# WORK REQUIRED:
Write the data out again exactly, with no pictures.

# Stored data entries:
········

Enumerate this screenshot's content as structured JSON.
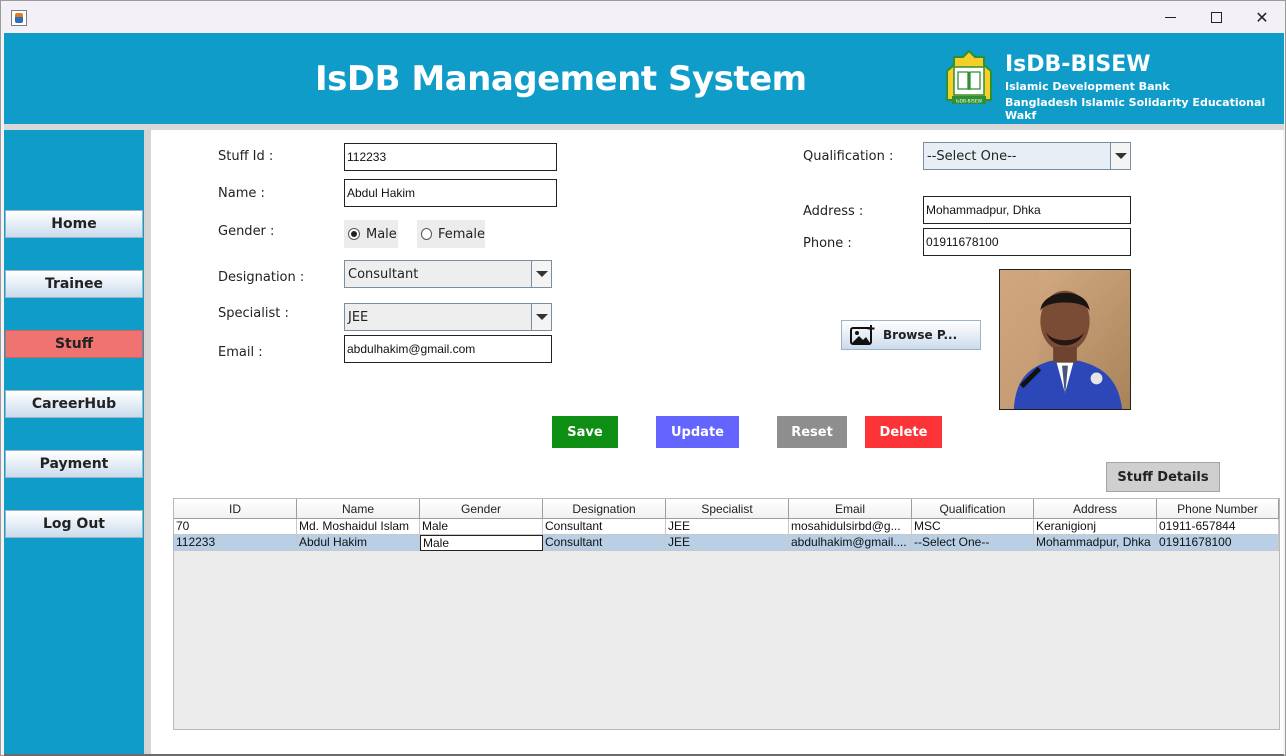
{
  "window": {
    "title_icon": "java-app-icon",
    "min_icon": "minimize-icon",
    "max_icon": "maximize-icon",
    "close_glyph": "✕"
  },
  "header": {
    "title": "IsDB Management System",
    "org_name": "IsDB-BISEW",
    "org_line1": "Islamic Development Bank",
    "org_line2": "Bangladesh Islamic Solidarity Educational Wakf",
    "logo_caption": "IsDB-BISEW"
  },
  "sidebar": {
    "items": [
      {
        "label": "Home"
      },
      {
        "label": "Trainee"
      },
      {
        "label": "Stuff"
      },
      {
        "label": "CareerHub"
      },
      {
        "label": "Payment"
      },
      {
        "label": "Log Out"
      }
    ],
    "active": "Stuff"
  },
  "form": {
    "stuff_id_label": "Stuff Id :",
    "stuff_id_value": "112233",
    "name_label": "Name :",
    "name_value": "Abdul Hakim",
    "gender_label": "Gender :",
    "gender_male": "Male",
    "gender_female": "Female",
    "gender_selected": "Male",
    "designation_label": "Designation :",
    "designation_value": "Consultant",
    "specialist_label": "Specialist :",
    "specialist_value": "JEE",
    "email_label": "Email :",
    "email_value": "abdulhakim@gmail.com",
    "qualification_label": "Qualification :",
    "qualification_value": "--Select One--",
    "address_label": "Address :",
    "address_value": "Mohammadpur, Dhka",
    "phone_label": "Phone :",
    "phone_value": "01911678100",
    "browse_label": "Browse P...",
    "browse_icon": "add-image-icon"
  },
  "actions": {
    "save": "Save",
    "update": "Update",
    "reset": "Reset",
    "delete": "Delete",
    "details": "Stuff Details"
  },
  "colors": {
    "header_bg": "#0f9cc9",
    "active_nav": "#ef7370",
    "save": "#0e8e12",
    "update": "#6464ff",
    "reset": "#8e8e8e",
    "delete": "#fd3437"
  },
  "table": {
    "columns": [
      "ID",
      "Name",
      "Gender",
      "Designation",
      "Specialist",
      "Email",
      "Qualification",
      "Address",
      "Phone Number"
    ],
    "rows": [
      [
        "70",
        "Md. Moshaidul Islam",
        "Male",
        "Consultant",
        "JEE",
        "mosahidulsirbd@g...",
        "MSC",
        "Keranigionj",
        "01911-657844"
      ],
      [
        "112233",
        "Abdul Hakim",
        "Male",
        "Consultant",
        "JEE",
        "abdulhakim@gmail....",
        "--Select One--",
        "Mohammadpur, Dhka",
        "01911678100"
      ]
    ],
    "selected_row": 1
  }
}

········

# SOLUTION FOR THIS EXERCISE:
Enumerate this screenshot's content as structured JSON.
{
  "window": {
    "title_icon": "java-app-icon",
    "min_icon": "minimize-icon",
    "max_icon": "maximize-icon",
    "close_glyph": "✕"
  },
  "header": {
    "title": "IsDB Management System",
    "org_name": "IsDB-BISEW",
    "org_line1": "Islamic Development Bank",
    "org_line2": "Bangladesh Islamic Solidarity Educational Wakf",
    "logo_caption": "IsDB-BISEW"
  },
  "sidebar": {
    "items": [
      {
        "label": "Home"
      },
      {
        "label": "Trainee"
      },
      {
        "label": "Stuff"
      },
      {
        "label": "CareerHub"
      },
      {
        "label": "Payment"
      },
      {
        "label": "Log Out"
      }
    ],
    "active": "Stuff"
  },
  "form": {
    "stuff_id_label": "Stuff Id :",
    "stuff_id_value": "112233",
    "name_label": "Name :",
    "name_value": "Abdul Hakim",
    "gender_label": "Gender :",
    "gender_male": "Male",
    "gender_female": "Female",
    "gender_selected": "Male",
    "designation_label": "Designation :",
    "designation_value": "Consultant",
    "specialist_label": "Specialist :",
    "specialist_value": "JEE",
    "email_label": "Email :",
    "email_value": "abdulhakim@gmail.com",
    "qualification_label": "Qualification :",
    "qualification_value": "--Select One--",
    "address_label": "Address :",
    "address_value": "Mohammadpur, Dhka",
    "phone_label": "Phone :",
    "phone_value": "01911678100",
    "browse_label": "Browse P...",
    "browse_icon": "add-image-icon"
  },
  "actions": {
    "save": "Save",
    "update": "Update",
    "reset": "Reset",
    "delete": "Delete",
    "details": "Stuff Details"
  },
  "colors": {
    "header_bg": "#0f9cc9",
    "active_nav": "#ef7370",
    "save": "#0e8e12",
    "update": "#6464ff",
    "reset": "#8e8e8e",
    "delete": "#fd3437"
  },
  "table": {
    "columns": [
      "ID",
      "Name",
      "Gender",
      "Designation",
      "Specialist",
      "Email",
      "Qualification",
      "Address",
      "Phone Number"
    ],
    "rows": [
      [
        "70",
        "Md. Moshaidul Islam",
        "Male",
        "Consultant",
        "JEE",
        "mosahidulsirbd@g...",
        "MSC",
        "Keranigionj",
        "01911-657844"
      ],
      [
        "112233",
        "Abdul Hakim",
        "Male",
        "Consultant",
        "JEE",
        "abdulhakim@gmail....",
        "--Select One--",
        "Mohammadpur, Dhka",
        "01911678100"
      ]
    ],
    "selected_row": 1
  }
}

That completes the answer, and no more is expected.